Rewrite the records from the start through the line containing "command-item-serve[interactable]: serve vue-cli-service", changing "play-icon" to "run-icon" and leaving everything else the same.

● GIVEN DATA:
# # # # #

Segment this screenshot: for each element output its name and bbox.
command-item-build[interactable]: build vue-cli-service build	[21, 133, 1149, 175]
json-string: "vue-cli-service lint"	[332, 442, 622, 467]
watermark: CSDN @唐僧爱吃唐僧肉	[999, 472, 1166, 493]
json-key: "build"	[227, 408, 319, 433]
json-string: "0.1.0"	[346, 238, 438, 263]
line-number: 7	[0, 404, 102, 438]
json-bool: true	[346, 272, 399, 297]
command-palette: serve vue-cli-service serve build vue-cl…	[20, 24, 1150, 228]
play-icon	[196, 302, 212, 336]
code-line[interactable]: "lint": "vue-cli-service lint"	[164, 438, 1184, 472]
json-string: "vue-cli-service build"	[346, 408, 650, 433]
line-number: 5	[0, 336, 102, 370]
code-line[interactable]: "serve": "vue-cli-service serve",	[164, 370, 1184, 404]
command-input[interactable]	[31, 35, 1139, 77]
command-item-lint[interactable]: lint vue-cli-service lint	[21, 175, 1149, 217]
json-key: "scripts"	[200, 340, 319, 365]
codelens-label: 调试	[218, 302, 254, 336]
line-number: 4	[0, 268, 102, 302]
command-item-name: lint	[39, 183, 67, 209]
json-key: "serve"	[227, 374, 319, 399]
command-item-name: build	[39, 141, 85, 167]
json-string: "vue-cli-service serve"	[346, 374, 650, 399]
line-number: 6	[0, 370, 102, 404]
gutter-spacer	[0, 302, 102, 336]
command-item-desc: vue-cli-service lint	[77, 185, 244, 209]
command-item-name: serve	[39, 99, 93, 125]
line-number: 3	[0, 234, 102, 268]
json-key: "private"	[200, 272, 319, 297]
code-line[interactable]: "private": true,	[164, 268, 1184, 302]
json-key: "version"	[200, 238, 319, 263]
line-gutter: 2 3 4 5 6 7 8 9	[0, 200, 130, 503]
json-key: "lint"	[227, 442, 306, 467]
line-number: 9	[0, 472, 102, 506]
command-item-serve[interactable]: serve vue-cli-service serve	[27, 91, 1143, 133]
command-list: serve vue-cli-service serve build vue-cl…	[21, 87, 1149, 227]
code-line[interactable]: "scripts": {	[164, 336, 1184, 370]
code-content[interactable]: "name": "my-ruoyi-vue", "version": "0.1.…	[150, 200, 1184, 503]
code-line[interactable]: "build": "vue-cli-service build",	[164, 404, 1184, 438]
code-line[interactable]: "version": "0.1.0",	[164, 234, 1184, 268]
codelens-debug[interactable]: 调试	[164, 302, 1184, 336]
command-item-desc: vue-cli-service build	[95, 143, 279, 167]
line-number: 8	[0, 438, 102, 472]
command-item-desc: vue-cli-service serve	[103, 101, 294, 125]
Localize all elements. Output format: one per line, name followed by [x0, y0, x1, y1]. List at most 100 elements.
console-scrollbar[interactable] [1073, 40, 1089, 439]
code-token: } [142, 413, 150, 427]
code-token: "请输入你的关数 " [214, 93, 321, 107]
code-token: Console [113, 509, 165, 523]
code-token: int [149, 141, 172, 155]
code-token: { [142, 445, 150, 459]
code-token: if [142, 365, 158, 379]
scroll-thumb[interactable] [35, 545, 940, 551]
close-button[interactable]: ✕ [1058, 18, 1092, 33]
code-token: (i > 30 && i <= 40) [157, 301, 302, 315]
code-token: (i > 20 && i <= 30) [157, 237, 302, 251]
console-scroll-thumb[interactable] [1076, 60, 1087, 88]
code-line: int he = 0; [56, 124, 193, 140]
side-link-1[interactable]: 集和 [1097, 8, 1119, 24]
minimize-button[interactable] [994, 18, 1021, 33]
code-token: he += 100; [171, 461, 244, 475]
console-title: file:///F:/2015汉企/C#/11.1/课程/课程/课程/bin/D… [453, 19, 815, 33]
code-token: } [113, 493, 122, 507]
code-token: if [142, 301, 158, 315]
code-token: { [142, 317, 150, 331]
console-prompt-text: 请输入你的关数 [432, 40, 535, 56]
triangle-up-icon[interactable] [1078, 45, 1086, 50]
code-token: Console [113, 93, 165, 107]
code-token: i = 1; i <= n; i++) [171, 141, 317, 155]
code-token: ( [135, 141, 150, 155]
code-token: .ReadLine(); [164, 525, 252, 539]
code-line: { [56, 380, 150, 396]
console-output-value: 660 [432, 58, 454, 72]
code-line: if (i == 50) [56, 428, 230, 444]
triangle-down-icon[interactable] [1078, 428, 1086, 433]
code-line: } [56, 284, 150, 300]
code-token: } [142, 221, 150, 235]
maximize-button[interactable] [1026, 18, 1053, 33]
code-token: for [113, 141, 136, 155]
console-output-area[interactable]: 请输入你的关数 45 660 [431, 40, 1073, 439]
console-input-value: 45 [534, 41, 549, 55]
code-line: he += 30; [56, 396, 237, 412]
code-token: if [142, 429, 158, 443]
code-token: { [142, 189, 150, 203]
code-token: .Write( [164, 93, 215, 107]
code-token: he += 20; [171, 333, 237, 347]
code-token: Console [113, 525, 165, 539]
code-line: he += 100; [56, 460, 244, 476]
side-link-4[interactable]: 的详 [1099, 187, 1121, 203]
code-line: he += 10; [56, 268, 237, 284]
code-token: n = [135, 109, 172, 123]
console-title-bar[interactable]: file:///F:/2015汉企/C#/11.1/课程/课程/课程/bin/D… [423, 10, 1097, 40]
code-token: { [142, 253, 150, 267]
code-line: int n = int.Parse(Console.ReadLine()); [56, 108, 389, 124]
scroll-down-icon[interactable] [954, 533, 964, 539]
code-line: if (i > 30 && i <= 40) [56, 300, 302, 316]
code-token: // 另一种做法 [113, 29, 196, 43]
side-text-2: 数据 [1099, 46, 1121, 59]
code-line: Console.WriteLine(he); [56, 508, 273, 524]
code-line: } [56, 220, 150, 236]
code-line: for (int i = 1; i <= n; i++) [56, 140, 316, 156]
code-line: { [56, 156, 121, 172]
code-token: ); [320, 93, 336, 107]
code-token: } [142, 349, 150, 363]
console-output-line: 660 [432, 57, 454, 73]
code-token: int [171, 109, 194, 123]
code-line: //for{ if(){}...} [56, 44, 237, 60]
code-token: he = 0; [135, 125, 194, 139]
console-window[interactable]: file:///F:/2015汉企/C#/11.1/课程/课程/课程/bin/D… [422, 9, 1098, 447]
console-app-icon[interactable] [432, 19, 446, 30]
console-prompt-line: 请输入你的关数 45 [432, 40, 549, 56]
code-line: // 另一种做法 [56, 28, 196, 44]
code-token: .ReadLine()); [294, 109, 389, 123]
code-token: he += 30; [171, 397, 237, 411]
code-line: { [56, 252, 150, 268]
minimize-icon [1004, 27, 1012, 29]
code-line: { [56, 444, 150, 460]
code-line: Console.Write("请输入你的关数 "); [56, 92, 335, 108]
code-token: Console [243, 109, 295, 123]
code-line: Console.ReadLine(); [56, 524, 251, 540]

# # # # #

● PROBLEM SOLUTION:
Segment this screenshot: for each element output its name and bbox.
command-item-build[interactable]: build vue-cli-service build	[21, 133, 1149, 175]
json-string: "vue-cli-service lint"	[332, 442, 622, 467]
watermark: CSDN @唐僧爱吃唐僧肉	[999, 472, 1166, 493]
json-key: "build"	[227, 408, 319, 433]
json-string: "0.1.0"	[346, 238, 438, 263]
line-number: 7	[0, 404, 102, 438]
json-bool: true	[346, 272, 399, 297]
command-palette: serve vue-cli-service serve build vue-cl…	[20, 24, 1150, 228]
run-icon	[196, 302, 212, 336]
code-line[interactable]: "lint": "vue-cli-service lint"	[164, 438, 1184, 472]
json-string: "vue-cli-service build"	[346, 408, 650, 433]
line-number: 5	[0, 336, 102, 370]
code-line[interactable]: "serve": "vue-cli-service serve",	[164, 370, 1184, 404]
command-input[interactable]	[31, 35, 1139, 77]
command-item-lint[interactable]: lint vue-cli-service lint	[21, 175, 1149, 217]
json-key: "scripts"	[200, 340, 319, 365]
codelens-label: 调试	[218, 302, 254, 336]
line-number: 4	[0, 268, 102, 302]
command-item-name: lint	[39, 183, 67, 209]
json-key: "serve"	[227, 374, 319, 399]
command-item-name: build	[39, 141, 85, 167]
json-string: "vue-cli-service serve"	[346, 374, 650, 399]
line-number: 6	[0, 370, 102, 404]
gutter-spacer	[0, 302, 102, 336]
command-item-desc: vue-cli-service lint	[77, 185, 244, 209]
command-item-name: serve	[39, 99, 93, 125]
line-number: 3	[0, 234, 102, 268]
json-key: "private"	[200, 272, 319, 297]
code-line[interactable]: "private": true,	[164, 268, 1184, 302]
json-key: "version"	[200, 238, 319, 263]
line-gutter: 2 3 4 5 6 7 8 9	[0, 200, 130, 503]
json-key: "lint"	[227, 442, 306, 467]
line-number: 9	[0, 472, 102, 506]
command-item-serve[interactable]: serve vue-cli-service serve	[27, 91, 1143, 133]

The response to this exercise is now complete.